→ What you have to do
Using the data below, repeat all of it precisely.

━━ Given data

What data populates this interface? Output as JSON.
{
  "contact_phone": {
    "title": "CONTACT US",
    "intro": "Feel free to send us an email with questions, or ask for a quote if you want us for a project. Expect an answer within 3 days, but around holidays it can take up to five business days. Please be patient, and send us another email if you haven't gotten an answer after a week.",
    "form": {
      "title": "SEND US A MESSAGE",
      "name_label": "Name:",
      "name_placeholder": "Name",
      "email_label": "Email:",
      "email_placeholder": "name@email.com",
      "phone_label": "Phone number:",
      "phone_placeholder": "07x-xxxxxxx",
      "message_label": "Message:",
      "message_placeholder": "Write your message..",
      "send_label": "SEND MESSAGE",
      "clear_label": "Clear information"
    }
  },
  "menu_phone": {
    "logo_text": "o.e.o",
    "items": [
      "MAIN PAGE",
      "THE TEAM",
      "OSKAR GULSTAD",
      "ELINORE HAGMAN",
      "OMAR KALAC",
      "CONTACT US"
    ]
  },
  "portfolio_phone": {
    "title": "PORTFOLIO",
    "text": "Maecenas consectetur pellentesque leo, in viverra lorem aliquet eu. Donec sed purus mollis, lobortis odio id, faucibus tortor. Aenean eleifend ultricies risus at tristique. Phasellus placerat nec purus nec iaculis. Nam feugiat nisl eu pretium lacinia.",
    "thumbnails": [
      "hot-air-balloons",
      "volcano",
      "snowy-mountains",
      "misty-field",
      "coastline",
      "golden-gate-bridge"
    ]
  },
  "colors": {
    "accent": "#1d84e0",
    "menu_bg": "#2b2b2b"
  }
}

━━━━

→ Correct answer
What data populates this interface? Output as JSON.
{
  "contact_phone": {
    "title": "CONTACT US",
    "intro": "Feel free to send us an email with questions, or ask for a quote if you want us for a project. Expect an answer within 3 days, but around holidays it can take up to five business days. Please be patient, and send us another email if you haven't gotten an answer after a week.",
    "form": {
      "title": "SEND US A MESSAGE",
      "name_label": "Name:",
      "name_placeholder": "Name",
      "email_label": "Email:",
      "email_placeholder": "name@email.com",
      "phone_label": "Phone number:",
      "phone_placeholder": "07x-xxxxxxx",
      "message_label": "Message:",
      "message_placeholder": "Write your message..",
      "send_label": "SEND MESSAGE",
      "clear_label": "Clear information"
    }
  },
  "menu_phone": {
    "logo_text": "o.e.o",
    "items": [
      "MAIN PAGE",
      "THE TEAM",
      "OSKAR GULSTAD",
      "ELINORE HAGMAN",
      "OMAR KALAC",
      "CONTACT US"
    ]
  },
  "portfolio_phone": {
    "title": "PORTFOLIO",
    "text": "Maecenas consectetur pellentesque leo, in viverra lorem aliquet eu. Donec sed purus mollis, lobortis odio id, faucibus tortor. Aenean eleifend ultricies risus at tristique. Phasellus placerat nec purus nec iaculis. Nam feugiat nisl eu pretium lacinia.",
    "thumbnails": [
      "hot-air-balloons",
      "volcano",
      "snowy-mountains",
      "misty-field",
      "coastline",
      "golden-gate-bridge"
    ]
  },
  "colors": {
    "accent": "#1d84e0",
    "menu_bg": "#2b2b2b"
  }
}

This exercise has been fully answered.